# [Brief]
Below is a block of records; repeat each one exactly.

Begin

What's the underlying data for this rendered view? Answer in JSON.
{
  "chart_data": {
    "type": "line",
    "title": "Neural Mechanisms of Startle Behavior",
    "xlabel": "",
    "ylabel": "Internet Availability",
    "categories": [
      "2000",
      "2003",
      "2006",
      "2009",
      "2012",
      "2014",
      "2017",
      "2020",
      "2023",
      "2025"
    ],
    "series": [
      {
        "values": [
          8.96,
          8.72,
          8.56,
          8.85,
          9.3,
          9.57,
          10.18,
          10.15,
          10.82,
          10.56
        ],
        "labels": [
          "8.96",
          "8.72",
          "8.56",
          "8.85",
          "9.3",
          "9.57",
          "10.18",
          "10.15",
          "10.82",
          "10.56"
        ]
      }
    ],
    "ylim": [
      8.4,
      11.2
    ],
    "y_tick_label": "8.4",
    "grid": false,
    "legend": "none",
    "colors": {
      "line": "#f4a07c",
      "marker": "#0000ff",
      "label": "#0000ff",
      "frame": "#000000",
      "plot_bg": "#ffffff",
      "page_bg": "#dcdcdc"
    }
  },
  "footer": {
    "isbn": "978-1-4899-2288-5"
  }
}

End

# [Written response]
What's the underlying data for this rendered view? Answer in JSON.
{
  "chart_data": {
    "type": "line",
    "title": "Neural Mechanisms of Startle Behavior",
    "xlabel": "",
    "ylabel": "Internet Availability",
    "categories": [
      "2000",
      "2003",
      "2006",
      "2009",
      "2012",
      "2014",
      "2017",
      "2020",
      "2023",
      "2025"
    ],
    "series": [
      {
        "values": [
          8.96,
          8.72,
          8.56,
          8.85,
          9.3,
          9.57,
          10.18,
          10.15,
          10.82,
          10.56
        ],
        "labels": [
          "8.96",
          "8.72",
          "8.56",
          "8.85",
          "9.3",
          "9.57",
          "10.18",
          "10.15",
          "10.82",
          "10.56"
        ]
      }
    ],
    "ylim": [
      8.4,
      11.2
    ],
    "y_tick_label": "8.4",
    "grid": false,
    "legend": "none",
    "colors": {
      "line": "#f4a07c",
      "marker": "#0000ff",
      "label": "#0000ff",
      "frame": "#000000",
      "plot_bg": "#ffffff",
      "page_bg": "#dcdcdc"
    }
  },
  "footer": {
    "isbn": "978-1-4899-2288-5"
  }
}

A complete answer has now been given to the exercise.